### Problem details
Say how many lines contain the word "this" and give no other text.

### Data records
»»

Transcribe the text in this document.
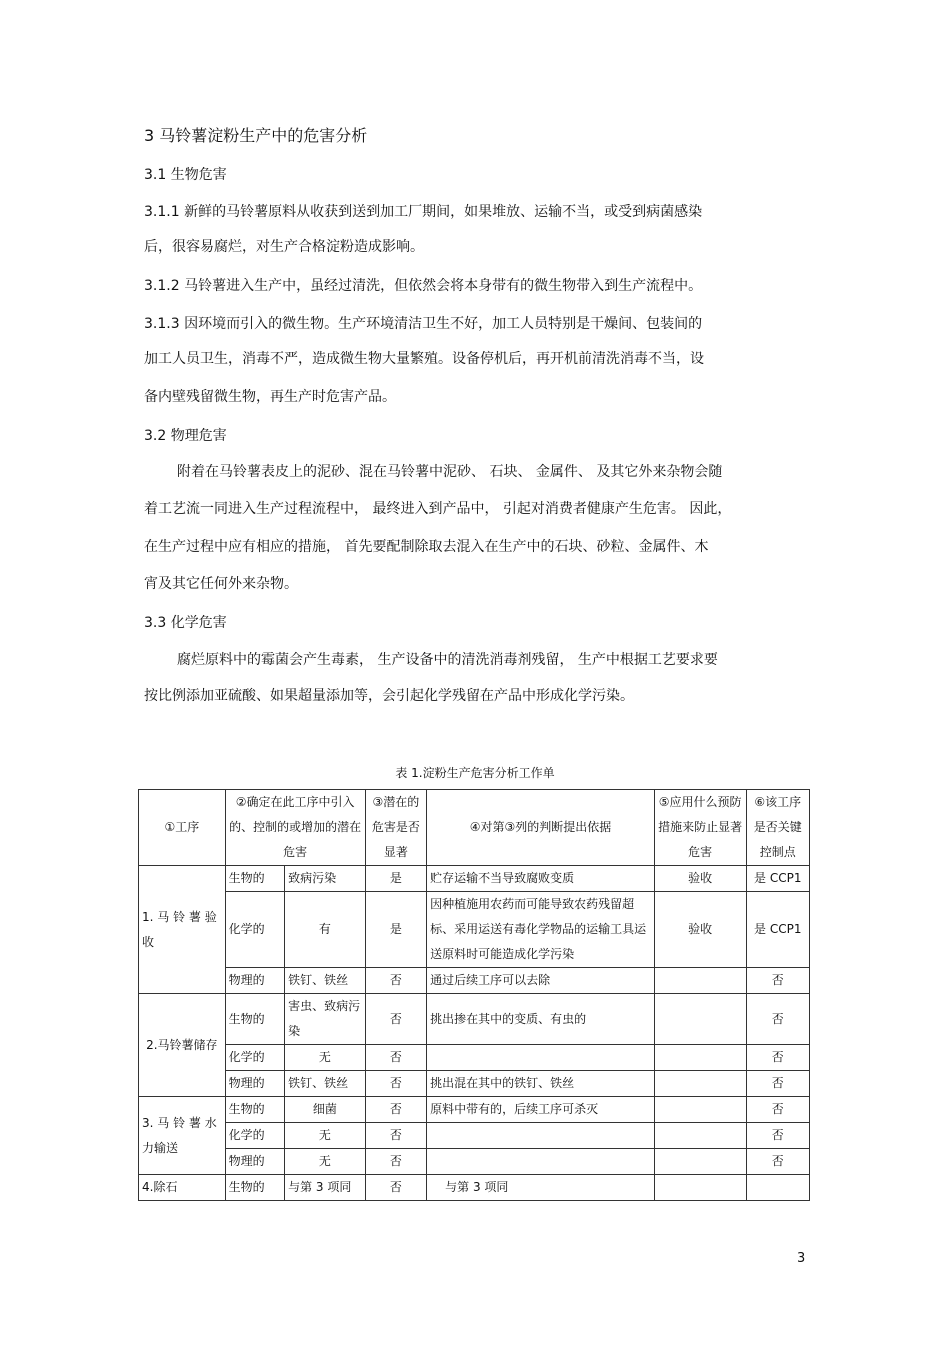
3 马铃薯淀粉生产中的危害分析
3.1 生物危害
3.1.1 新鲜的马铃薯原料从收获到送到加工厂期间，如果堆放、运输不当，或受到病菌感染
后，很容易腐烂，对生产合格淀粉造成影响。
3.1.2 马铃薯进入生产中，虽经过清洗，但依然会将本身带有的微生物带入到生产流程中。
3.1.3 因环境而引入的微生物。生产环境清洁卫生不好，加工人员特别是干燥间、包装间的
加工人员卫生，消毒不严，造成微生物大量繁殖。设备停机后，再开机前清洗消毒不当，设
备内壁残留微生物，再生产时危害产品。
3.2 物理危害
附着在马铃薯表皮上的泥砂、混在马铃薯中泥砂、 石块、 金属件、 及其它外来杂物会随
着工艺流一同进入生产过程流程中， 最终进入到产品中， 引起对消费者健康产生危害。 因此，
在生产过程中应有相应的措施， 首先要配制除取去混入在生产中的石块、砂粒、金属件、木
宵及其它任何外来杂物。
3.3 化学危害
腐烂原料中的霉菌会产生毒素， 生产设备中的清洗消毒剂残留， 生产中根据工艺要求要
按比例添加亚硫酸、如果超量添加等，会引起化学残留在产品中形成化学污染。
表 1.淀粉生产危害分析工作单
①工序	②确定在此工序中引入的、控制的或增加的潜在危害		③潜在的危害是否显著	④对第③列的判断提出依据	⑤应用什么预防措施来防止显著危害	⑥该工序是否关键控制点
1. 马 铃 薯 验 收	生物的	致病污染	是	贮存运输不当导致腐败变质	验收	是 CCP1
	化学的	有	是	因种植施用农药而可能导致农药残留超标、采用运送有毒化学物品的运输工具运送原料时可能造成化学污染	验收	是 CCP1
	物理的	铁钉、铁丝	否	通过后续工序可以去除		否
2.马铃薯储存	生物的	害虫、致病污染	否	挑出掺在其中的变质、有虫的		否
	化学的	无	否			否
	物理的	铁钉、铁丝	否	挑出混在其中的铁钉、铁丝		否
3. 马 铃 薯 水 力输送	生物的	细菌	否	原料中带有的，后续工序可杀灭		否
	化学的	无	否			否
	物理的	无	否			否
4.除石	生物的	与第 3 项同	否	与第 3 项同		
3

««
»»

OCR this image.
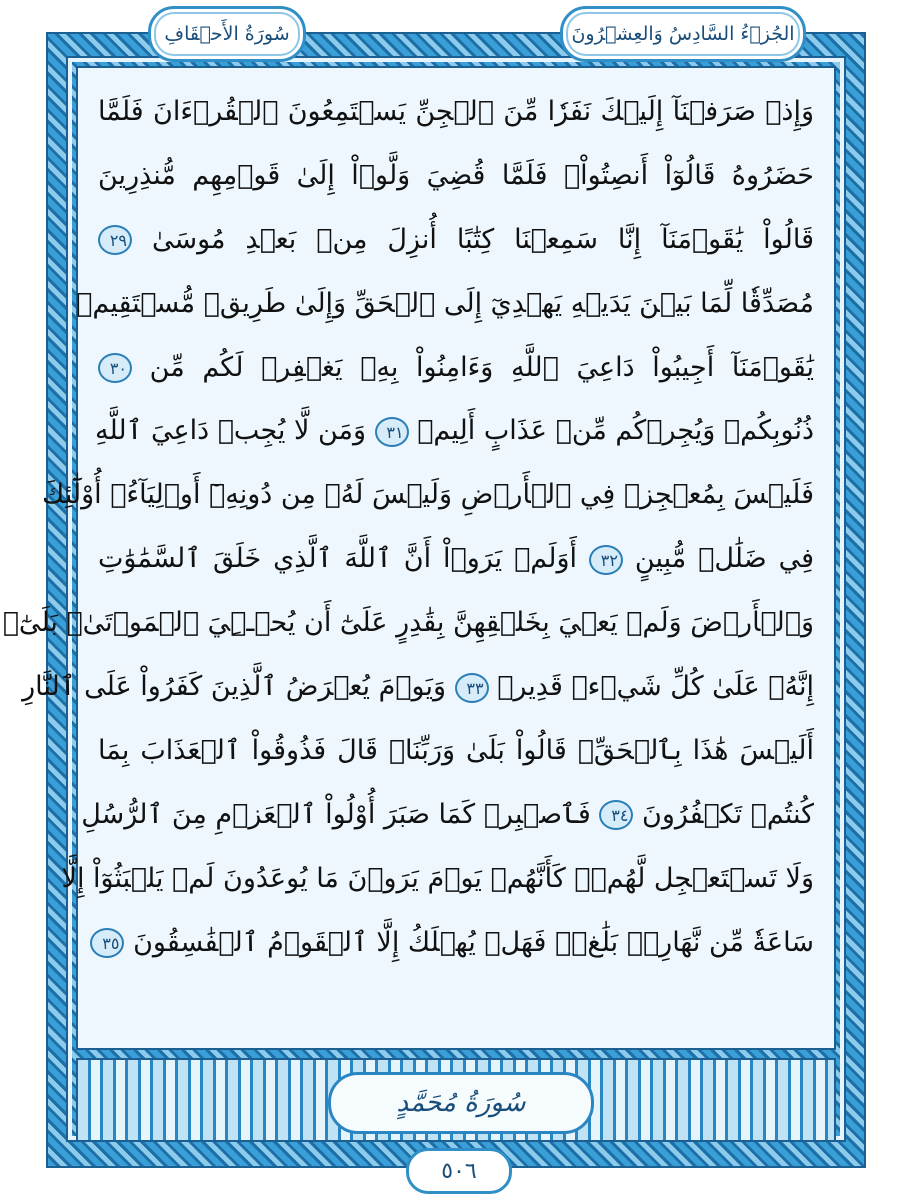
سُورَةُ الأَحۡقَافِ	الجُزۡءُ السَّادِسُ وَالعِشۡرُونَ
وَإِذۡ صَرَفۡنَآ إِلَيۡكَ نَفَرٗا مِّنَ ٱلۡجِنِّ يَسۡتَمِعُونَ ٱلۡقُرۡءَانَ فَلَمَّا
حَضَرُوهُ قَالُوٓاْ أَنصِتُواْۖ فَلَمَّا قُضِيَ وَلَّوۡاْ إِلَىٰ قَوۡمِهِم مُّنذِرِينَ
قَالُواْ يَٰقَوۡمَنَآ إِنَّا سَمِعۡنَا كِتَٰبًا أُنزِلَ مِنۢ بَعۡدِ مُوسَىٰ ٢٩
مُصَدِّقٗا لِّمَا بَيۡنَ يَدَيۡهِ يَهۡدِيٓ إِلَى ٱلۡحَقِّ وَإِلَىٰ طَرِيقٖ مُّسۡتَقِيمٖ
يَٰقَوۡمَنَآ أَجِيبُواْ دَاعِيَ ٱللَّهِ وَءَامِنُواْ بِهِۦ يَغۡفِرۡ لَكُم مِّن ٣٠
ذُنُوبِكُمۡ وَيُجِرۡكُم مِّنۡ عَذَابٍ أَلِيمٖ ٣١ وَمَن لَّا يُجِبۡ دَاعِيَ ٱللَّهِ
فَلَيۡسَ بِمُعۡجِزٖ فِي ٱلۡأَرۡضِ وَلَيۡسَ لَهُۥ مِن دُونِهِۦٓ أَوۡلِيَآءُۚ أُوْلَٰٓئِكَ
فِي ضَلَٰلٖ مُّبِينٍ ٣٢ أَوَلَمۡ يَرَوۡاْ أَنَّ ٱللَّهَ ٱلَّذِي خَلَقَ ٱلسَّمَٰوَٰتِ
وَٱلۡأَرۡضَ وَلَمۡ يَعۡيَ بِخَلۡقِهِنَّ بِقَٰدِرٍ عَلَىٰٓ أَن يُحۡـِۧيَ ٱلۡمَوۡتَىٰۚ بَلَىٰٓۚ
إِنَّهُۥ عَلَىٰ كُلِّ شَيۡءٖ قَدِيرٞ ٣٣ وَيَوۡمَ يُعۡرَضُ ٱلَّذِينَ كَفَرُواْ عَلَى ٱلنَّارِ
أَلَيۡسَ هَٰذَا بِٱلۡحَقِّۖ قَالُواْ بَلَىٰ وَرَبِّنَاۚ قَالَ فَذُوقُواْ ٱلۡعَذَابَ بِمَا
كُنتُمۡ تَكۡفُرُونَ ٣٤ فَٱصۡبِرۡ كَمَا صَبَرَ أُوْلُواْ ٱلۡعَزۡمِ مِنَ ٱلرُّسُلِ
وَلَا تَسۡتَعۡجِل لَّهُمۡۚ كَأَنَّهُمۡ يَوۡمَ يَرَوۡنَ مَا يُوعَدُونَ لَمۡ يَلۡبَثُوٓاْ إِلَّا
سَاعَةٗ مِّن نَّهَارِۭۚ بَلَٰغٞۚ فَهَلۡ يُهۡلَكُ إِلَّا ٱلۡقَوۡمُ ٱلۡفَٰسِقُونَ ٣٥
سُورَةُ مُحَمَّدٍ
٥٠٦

««

### Written solution
2